Task instructions: Take each line containing "variables" and report it exactly as written.

Listed records:
----

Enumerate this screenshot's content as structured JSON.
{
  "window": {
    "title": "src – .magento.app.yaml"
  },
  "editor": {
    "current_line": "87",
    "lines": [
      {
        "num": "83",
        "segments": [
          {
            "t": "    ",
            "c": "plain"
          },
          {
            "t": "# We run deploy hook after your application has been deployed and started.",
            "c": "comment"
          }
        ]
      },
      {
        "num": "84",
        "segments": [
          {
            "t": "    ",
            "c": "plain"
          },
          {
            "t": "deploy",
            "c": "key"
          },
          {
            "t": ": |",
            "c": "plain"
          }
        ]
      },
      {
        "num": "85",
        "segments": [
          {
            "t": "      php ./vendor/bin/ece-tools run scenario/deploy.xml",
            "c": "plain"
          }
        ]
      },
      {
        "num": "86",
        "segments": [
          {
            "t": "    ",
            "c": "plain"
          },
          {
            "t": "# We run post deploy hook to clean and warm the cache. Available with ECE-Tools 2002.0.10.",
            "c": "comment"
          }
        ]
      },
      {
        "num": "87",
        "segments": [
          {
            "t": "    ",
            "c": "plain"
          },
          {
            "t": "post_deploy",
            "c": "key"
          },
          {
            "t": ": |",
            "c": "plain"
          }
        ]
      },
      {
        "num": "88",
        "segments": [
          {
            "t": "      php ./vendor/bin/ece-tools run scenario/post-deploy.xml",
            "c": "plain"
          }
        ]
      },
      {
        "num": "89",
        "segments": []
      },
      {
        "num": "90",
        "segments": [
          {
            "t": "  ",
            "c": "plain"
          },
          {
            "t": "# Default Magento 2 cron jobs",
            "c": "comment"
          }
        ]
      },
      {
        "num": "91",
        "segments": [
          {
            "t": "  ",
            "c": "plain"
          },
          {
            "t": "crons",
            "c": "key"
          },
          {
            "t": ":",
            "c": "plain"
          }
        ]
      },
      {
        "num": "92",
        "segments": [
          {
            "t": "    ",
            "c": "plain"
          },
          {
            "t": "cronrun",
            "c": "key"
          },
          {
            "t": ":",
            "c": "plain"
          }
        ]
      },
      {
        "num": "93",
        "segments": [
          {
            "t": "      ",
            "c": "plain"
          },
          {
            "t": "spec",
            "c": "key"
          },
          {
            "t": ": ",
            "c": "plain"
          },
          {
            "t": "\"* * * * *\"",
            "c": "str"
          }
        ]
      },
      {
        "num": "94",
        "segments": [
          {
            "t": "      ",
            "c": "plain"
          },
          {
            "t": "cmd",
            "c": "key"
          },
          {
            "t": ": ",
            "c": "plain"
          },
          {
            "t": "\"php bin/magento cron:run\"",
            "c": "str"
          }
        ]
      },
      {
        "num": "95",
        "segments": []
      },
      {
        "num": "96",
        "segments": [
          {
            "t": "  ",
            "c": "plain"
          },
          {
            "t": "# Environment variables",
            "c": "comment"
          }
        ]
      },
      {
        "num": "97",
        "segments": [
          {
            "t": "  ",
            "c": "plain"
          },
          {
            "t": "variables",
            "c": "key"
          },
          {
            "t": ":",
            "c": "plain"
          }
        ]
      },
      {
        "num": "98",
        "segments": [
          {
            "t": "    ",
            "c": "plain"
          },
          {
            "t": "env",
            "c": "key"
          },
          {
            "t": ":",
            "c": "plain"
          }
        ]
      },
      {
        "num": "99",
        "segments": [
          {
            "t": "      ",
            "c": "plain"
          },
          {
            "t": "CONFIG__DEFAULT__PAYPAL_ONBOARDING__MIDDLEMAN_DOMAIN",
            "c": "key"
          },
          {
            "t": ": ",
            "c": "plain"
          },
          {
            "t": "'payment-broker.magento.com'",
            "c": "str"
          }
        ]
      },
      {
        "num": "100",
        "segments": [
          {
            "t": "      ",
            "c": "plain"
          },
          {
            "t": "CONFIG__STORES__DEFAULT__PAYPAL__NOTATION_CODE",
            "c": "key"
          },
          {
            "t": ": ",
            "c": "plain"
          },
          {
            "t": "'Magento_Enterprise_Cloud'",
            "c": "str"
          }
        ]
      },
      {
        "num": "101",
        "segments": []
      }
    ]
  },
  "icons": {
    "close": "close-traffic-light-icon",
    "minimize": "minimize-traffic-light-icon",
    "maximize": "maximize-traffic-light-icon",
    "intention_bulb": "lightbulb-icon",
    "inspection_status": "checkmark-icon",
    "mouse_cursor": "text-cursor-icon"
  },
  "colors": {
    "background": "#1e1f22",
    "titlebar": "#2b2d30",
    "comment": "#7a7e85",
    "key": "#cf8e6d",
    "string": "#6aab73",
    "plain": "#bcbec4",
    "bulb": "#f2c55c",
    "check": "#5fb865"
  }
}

----

Task solution:
            "t": "# Environment variables",
            "t": "variables",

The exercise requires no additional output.